**DATA ROWS:**
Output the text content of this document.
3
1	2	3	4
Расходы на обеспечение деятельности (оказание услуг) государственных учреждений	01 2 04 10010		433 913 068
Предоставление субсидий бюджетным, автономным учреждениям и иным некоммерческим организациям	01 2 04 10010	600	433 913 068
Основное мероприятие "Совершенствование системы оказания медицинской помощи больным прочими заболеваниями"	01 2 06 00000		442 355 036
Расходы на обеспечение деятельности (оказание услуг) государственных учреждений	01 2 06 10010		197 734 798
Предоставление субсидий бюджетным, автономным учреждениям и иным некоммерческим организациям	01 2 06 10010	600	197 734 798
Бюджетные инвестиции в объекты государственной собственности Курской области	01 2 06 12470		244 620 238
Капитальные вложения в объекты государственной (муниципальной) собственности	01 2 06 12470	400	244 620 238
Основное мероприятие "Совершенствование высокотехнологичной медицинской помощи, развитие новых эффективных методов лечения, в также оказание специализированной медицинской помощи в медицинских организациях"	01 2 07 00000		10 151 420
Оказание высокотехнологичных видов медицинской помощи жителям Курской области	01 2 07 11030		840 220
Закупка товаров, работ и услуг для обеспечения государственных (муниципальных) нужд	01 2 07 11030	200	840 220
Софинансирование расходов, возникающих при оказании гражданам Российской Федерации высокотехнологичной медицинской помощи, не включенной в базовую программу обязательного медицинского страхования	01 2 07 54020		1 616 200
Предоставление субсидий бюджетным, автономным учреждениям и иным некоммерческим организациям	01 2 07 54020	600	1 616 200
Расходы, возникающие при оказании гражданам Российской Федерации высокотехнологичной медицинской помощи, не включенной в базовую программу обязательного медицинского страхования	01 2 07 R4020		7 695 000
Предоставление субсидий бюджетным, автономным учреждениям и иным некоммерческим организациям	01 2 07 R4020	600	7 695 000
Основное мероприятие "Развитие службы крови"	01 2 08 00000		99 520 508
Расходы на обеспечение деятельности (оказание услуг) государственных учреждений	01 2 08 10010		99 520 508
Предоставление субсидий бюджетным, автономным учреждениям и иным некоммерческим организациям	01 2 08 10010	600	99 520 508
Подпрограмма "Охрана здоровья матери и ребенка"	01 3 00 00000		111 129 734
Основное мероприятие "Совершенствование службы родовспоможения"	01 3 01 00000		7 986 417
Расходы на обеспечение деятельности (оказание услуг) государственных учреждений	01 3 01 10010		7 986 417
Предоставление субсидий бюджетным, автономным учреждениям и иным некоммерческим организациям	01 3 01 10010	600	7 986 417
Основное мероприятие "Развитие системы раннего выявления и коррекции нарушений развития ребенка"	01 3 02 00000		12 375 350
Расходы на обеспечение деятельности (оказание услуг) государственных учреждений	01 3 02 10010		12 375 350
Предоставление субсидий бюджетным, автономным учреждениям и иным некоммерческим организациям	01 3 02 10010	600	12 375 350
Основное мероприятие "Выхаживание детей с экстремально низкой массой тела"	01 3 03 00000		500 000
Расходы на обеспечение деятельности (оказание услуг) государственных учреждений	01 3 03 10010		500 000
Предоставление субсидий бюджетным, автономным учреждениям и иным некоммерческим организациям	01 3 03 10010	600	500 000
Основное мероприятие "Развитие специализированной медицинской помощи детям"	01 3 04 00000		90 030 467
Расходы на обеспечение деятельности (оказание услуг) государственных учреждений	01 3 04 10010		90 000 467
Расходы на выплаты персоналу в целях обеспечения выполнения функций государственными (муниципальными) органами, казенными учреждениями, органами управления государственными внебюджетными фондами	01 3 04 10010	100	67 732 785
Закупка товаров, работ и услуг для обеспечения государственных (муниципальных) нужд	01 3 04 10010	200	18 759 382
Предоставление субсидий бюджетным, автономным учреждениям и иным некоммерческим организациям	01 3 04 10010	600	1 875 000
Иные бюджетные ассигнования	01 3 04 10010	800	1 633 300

**THE EXERCISE:** Make an exact copy of the records.

**RESPONSE:**
Output the text content of this document.
3
1	2	3	4
Расходы на обеспечение деятельности (оказание услуг) государственных учреждений	01 2 04 10010		433 913 068
Предоставление субсидий бюджетным, автономным учреждениям и иным некоммерческим организациям	01 2 04 10010	600	433 913 068
Основное мероприятие "Совершенствование системы оказания медицинской помощи больным прочими заболеваниями"	01 2 06 00000		442 355 036
Расходы на обеспечение деятельности (оказание услуг) государственных учреждений	01 2 06 10010		197 734 798
Предоставление субсидий бюджетным, автономным учреждениям и иным некоммерческим организациям	01 2 06 10010	600	197 734 798
Бюджетные инвестиции в объекты государственной собственности Курской области	01 2 06 12470		244 620 238
Капитальные вложения в объекты государственной (муниципальной) собственности	01 2 06 12470	400	244 620 238
Основное мероприятие "Совершенствование высокотехнологичной медицинской помощи, развитие новых эффективных методов лечения, в также оказание специализированной медицинской помощи в медицинских организациях"	01 2 07 00000		10 151 420
Оказание высокотехнологичных видов медицинской помощи жителям Курской области	01 2 07 11030		840 220
Закупка товаров, работ и услуг для обеспечения государственных (муниципальных) нужд	01 2 07 11030	200	840 220
Софинансирование расходов, возникающих при оказании гражданам Российской Федерации высокотехнологичной медицинской помощи, не включенной в базовую программу обязательного медицинского страхования	01 2 07 54020		1 616 200
Предоставление субсидий бюджетным, автономным учреждениям и иным некоммерческим организациям	01 2 07 54020	600	1 616 200
Расходы, возникающие при оказании гражданам Российской Федерации высокотехнологичной медицинской помощи, не включенной в базовую программу обязательного медицинского страхования	01 2 07 R4020		7 695 000
Предоставление субсидий бюджетным, автономным учреждениям и иным некоммерческим организациям	01 2 07 R4020	600	7 695 000
Основное мероприятие "Развитие службы крови"	01 2 08 00000		99 520 508
Расходы на обеспечение деятельности (оказание услуг) государственных учреждений	01 2 08 10010		99 520 508
Предоставление субсидий бюджетным, автономным учреждениям и иным некоммерческим организациям	01 2 08 10010	600	99 520 508
Подпрограмма "Охрана здоровья матери и ребенка"	01 3 00 00000		111 129 734
Основное мероприятие "Совершенствование службы родовспоможения"	01 3 01 00000		7 986 417
Расходы на обеспечение деятельности (оказание услуг) государственных учреждений	01 3 01 10010		7 986 417
Предоставление субсидий бюджетным, автономным учреждениям и иным некоммерческим организациям	01 3 01 10010	600	7 986 417
Основное мероприятие "Развитие системы раннего выявления и коррекции нарушений развития ребенка"	01 3 02 00000		12 375 350
Расходы на обеспечение деятельности (оказание услуг) государственных учреждений	01 3 02 10010		12 375 350
Предоставление субсидий бюджетным, автономным учреждениям и иным некоммерческим организациям	01 3 02 10010	600	12 375 350
Основное мероприятие "Выхаживание детей с экстремально низкой массой тела"	01 3 03 00000		500 000
Расходы на обеспечение деятельности (оказание услуг) государственных учреждений	01 3 03 10010		500 000
Предоставление субсидий бюджетным, автономным учреждениям и иным некоммерческим организациям	01 3 03 10010	600	500 000
Основное мероприятие "Развитие специализированной медицинской помощи детям"	01 3 04 00000		90 030 467
Расходы на обеспечение деятельности (оказание услуг) государственных учреждений	01 3 04 10010		90 000 467
Расходы на выплаты персоналу в целях обеспечения выполнения функций государственными (муниципальными) органами, казенными учреждениями, органами управления государственными внебюджетными фондами	01 3 04 10010	100	67 732 785
Закупка товаров, работ и услуг для обеспечения государственных (муниципальных) нужд	01 3 04 10010	200	18 759 382
Предоставление субсидий бюджетным, автономным учреждениям и иным некоммерческим организациям	01 3 04 10010	600	1 875 000
Иные бюджетные ассигнования	01 3 04 10010	800	1 633 300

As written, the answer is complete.